SET PROBLEM » Retype everything in the listing, leaving each line exactly as it is.
-- START --
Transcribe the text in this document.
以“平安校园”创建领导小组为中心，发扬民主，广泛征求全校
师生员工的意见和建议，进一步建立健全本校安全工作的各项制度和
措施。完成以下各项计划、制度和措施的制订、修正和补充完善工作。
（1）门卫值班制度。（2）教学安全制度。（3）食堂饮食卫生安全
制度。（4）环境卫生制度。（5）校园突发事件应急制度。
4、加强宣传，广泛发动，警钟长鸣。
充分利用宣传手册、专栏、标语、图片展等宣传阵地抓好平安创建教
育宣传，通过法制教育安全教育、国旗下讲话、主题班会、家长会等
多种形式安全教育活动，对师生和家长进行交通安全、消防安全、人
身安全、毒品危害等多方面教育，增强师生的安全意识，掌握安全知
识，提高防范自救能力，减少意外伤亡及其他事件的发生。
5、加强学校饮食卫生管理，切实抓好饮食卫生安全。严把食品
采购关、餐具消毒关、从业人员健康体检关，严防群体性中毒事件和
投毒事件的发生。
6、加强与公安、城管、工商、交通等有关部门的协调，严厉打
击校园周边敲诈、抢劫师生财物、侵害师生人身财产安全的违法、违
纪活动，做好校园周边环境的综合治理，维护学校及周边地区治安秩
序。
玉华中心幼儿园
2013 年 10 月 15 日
-- END --
THE RESPONSE »
Transcribe the text in this document.
以“平安校园”创建领导小组为中心，发扬民主，广泛征求全校
师生员工的意见和建议，进一步建立健全本校安全工作的各项制度和
措施。完成以下各项计划、制度和措施的制订、修正和补充完善工作。
（1）门卫值班制度。（2）教学安全制度。（3）食堂饮食卫生安全
制度。（4）环境卫生制度。（5）校园突发事件应急制度。
4、加强宣传，广泛发动，警钟长鸣。
充分利用宣传手册、专栏、标语、图片展等宣传阵地抓好平安创建教
育宣传，通过法制教育安全教育、国旗下讲话、主题班会、家长会等
多种形式安全教育活动，对师生和家长进行交通安全、消防安全、人
身安全、毒品危害等多方面教育，增强师生的安全意识，掌握安全知
识，提高防范自救能力，减少意外伤亡及其他事件的发生。
5、加强学校饮食卫生管理，切实抓好饮食卫生安全。严把食品
采购关、餐具消毒关、从业人员健康体检关，严防群体性中毒事件和
投毒事件的发生。
6、加强与公安、城管、工商、交通等有关部门的协调，严厉打
击校园周边敲诈、抢劫师生财物、侵害师生人身财产安全的违法、违
纪活动，做好校园周边环境的综合治理，维护学校及周边地区治安秩
序。
玉华中心幼儿园
2013 年 10 月 15 日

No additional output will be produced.